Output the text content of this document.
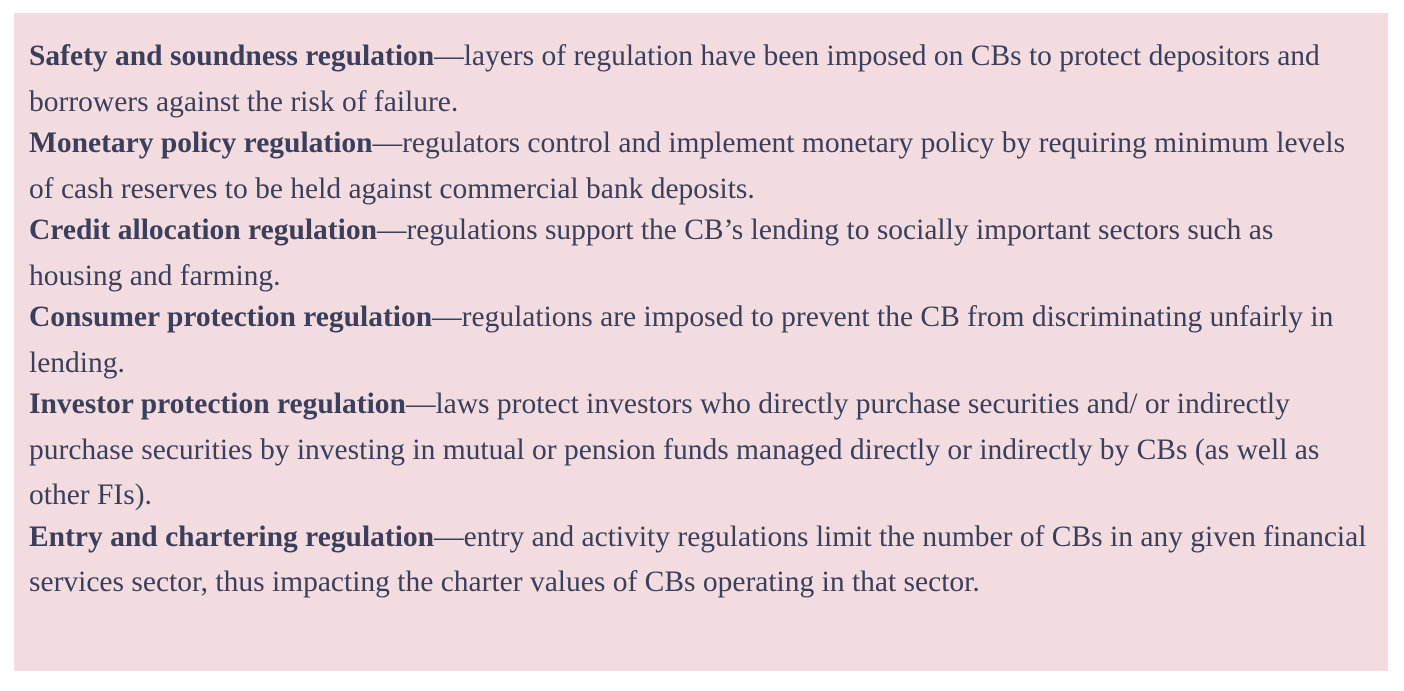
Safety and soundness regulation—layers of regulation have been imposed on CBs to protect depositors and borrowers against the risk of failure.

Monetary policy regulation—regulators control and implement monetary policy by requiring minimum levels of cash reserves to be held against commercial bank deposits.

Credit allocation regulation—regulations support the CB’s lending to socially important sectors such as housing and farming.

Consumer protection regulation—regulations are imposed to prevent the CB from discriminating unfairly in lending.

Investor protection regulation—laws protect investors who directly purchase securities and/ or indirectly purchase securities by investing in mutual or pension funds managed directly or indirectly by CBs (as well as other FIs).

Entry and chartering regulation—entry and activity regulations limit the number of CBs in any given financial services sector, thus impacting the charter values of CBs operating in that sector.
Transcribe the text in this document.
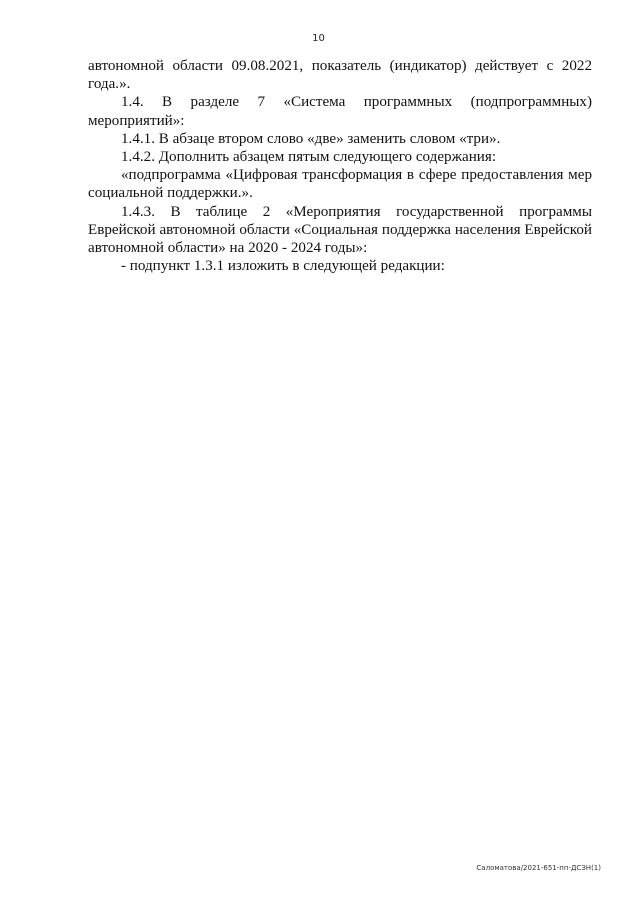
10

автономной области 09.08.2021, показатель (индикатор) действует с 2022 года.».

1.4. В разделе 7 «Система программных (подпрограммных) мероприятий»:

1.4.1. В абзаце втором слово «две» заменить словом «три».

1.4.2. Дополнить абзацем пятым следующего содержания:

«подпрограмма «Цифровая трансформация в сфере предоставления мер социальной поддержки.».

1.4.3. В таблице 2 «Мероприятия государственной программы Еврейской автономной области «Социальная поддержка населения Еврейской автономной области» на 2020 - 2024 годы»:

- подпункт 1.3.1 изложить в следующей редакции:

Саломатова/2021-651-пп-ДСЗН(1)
☆ ☆ ☆ ☆ ☆ ☆ ☆
Whenever "автономной" turns up in a line, pick that line out.

**Correct output**
автономной области 09.08.2021, показатель (индикатор) действует с 2022 года.».
1.4.3. В таблице 2 «Мероприятия государственной программы Еврейской автономной области «Социальная поддержка населения Еврейской автономной области» на 2020 - 2024 годы»:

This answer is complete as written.